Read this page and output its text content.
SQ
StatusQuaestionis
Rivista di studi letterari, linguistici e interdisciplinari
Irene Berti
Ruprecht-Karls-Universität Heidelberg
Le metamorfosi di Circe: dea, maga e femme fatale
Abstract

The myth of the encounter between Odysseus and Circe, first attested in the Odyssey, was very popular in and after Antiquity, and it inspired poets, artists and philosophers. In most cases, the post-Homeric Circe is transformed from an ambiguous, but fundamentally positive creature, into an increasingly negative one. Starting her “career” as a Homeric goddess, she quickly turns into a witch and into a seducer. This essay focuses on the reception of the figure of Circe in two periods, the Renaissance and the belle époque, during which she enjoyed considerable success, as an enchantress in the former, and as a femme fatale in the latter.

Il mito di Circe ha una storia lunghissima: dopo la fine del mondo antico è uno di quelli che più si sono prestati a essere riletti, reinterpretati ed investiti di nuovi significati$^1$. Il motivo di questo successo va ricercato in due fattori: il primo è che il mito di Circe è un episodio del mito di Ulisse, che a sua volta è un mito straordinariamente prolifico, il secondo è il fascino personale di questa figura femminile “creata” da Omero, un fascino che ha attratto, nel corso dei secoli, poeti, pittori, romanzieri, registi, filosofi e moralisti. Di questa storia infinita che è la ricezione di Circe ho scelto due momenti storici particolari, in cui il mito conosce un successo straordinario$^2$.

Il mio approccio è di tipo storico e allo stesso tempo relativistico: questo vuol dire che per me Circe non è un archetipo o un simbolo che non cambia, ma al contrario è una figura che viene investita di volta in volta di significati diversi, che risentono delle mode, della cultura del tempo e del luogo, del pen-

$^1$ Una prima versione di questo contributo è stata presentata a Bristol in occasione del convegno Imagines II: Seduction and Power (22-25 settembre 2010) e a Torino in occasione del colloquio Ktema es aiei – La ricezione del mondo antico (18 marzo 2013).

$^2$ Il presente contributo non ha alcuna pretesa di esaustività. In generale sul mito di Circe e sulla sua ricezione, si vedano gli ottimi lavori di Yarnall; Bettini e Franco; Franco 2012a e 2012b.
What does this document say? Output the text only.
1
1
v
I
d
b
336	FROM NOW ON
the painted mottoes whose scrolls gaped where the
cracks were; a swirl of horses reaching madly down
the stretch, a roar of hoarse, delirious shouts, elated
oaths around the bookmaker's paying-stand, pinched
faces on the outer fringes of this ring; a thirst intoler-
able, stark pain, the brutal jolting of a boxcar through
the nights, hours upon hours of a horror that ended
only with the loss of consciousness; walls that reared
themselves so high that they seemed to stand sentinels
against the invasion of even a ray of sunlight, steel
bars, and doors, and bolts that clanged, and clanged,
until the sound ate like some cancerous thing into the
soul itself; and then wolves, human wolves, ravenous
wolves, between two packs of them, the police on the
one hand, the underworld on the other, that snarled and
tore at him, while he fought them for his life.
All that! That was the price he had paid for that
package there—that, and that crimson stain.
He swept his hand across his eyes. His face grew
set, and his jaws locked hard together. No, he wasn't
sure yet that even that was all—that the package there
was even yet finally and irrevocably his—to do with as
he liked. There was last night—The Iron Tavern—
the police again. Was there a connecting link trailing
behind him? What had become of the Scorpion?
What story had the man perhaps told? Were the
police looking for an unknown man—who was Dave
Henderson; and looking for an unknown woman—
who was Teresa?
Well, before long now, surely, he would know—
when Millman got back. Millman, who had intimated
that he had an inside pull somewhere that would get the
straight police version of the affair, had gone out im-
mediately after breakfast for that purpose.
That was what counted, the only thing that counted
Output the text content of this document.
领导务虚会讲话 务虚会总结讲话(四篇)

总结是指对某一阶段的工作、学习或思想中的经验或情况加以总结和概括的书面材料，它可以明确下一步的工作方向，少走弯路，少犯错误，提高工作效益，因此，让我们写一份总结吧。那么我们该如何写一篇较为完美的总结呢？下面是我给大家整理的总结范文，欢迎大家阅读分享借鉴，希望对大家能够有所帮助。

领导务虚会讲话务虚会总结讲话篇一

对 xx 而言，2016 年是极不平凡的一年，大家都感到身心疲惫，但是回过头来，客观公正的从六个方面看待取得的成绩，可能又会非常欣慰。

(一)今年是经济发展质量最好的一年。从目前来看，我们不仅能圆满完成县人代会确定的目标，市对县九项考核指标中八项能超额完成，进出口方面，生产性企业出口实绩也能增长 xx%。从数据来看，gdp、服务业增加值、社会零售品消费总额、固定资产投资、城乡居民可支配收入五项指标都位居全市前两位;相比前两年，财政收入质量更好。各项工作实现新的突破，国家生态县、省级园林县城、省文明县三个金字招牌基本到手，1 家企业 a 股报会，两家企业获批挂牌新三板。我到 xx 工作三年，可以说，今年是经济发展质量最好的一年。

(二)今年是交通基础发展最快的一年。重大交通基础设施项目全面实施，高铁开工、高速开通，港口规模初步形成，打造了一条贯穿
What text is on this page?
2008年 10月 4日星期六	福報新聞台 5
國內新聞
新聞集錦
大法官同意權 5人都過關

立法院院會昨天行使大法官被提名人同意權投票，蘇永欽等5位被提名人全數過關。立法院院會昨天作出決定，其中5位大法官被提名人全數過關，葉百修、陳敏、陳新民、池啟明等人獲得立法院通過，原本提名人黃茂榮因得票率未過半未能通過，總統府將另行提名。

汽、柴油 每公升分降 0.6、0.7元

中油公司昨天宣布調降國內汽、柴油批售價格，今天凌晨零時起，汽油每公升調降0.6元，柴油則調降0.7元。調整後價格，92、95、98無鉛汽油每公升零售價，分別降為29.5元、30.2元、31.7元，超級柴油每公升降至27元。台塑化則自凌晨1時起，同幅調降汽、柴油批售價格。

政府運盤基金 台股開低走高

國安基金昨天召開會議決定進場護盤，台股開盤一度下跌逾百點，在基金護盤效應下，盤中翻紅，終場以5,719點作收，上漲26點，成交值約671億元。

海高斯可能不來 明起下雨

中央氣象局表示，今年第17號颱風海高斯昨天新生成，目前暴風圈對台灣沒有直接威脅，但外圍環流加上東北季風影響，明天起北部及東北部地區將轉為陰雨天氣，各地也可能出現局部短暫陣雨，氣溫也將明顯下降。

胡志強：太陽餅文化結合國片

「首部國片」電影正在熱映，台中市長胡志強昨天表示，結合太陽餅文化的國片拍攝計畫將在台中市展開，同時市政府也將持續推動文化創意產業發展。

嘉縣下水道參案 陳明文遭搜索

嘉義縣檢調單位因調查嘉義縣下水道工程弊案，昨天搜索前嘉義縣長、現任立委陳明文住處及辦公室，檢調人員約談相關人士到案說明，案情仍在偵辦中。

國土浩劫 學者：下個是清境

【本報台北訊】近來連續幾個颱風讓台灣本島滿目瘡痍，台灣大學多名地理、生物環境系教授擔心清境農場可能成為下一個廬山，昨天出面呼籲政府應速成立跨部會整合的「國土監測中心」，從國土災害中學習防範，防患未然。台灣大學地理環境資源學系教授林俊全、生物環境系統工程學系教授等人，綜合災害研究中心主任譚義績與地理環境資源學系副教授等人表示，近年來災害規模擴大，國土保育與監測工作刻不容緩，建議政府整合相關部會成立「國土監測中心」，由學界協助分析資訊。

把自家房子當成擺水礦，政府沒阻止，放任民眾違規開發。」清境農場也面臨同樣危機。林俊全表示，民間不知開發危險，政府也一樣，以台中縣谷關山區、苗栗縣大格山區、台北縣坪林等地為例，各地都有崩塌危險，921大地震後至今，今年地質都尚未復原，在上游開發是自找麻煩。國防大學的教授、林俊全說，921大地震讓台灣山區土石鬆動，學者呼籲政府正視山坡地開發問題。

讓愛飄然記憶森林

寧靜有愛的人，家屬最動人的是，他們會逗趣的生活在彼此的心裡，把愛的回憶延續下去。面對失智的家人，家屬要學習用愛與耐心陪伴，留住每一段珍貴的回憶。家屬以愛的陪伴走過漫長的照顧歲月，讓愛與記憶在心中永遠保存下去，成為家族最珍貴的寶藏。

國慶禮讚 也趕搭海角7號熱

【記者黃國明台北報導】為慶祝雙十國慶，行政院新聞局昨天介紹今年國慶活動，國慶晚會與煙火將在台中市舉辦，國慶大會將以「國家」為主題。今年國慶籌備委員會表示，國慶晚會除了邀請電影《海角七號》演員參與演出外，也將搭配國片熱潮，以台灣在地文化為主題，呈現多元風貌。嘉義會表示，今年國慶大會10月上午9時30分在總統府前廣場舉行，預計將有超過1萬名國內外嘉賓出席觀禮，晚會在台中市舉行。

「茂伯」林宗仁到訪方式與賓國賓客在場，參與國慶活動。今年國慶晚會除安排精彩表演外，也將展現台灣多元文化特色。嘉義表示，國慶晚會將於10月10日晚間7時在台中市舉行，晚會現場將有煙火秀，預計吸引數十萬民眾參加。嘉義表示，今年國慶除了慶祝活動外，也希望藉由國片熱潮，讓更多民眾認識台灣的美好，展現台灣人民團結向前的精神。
- - - -
■ WRITTEN REQUEST
Go through the material and copy out every line with "text" in it.

■ EXERCISE SOLUTION
Read this page and output its text content.
What does this document say? Output the text only.
Output the text content of this document.
What text is on this page?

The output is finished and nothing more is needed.